Find the string "cirgaretter" in the records. Copy every line it appears in.

● Dataset rows
□ □ □

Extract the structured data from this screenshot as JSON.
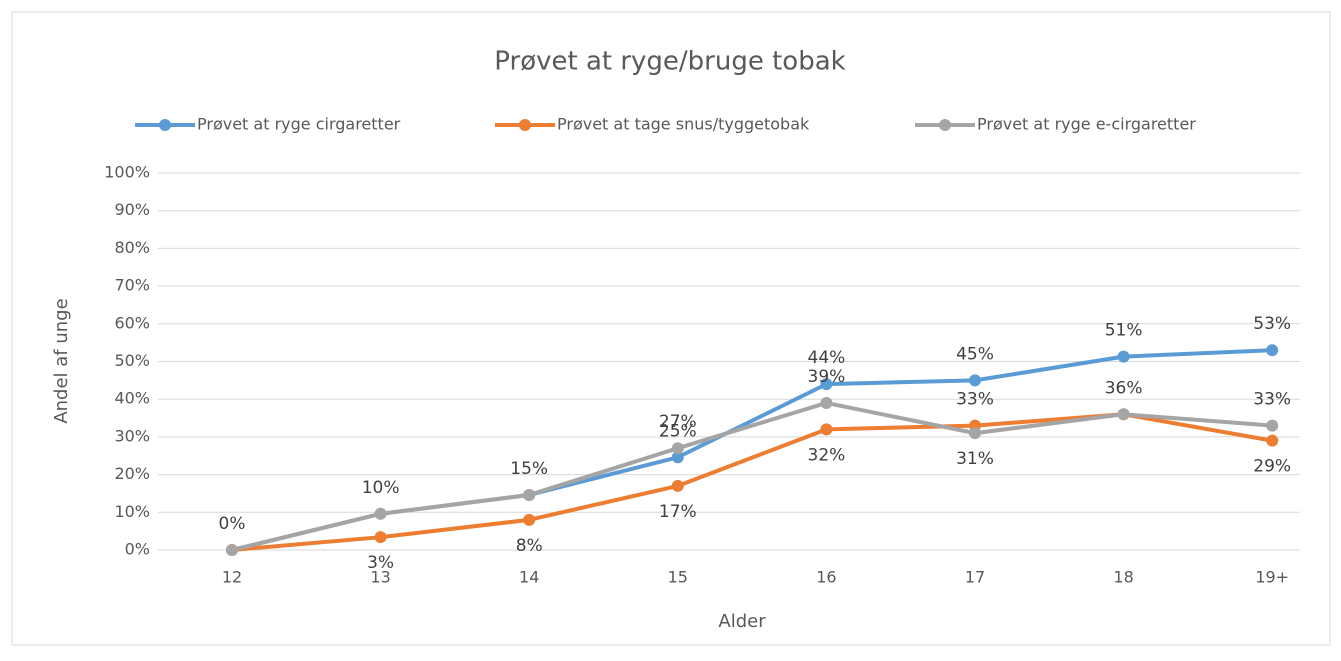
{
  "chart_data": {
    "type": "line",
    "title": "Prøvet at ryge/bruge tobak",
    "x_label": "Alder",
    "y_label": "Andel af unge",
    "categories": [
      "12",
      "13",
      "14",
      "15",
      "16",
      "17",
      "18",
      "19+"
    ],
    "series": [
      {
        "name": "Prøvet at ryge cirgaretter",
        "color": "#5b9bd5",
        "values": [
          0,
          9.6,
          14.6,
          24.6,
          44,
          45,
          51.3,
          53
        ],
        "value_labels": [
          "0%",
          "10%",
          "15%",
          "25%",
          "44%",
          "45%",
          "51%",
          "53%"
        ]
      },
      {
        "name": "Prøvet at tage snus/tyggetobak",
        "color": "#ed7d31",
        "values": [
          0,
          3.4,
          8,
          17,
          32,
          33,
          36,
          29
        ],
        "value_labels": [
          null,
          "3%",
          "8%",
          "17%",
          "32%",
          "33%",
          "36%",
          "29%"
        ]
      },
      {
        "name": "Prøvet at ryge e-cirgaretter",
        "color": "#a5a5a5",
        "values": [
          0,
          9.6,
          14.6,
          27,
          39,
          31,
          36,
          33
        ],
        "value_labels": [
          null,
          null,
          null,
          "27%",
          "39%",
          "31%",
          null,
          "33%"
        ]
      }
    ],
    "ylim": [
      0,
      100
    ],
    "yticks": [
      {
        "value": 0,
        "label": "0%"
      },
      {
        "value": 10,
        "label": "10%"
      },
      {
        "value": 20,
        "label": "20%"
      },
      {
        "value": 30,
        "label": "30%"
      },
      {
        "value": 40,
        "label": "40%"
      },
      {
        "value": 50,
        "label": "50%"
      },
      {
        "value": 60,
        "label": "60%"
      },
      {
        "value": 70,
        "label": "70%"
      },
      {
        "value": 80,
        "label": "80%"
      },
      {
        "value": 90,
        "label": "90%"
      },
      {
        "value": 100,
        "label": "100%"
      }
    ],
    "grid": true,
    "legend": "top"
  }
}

□ □ □

● Correct response
        "name": "Prøvet at ryge cirgaretter",
        "name": "Prøvet at ryge e-cirgaretter",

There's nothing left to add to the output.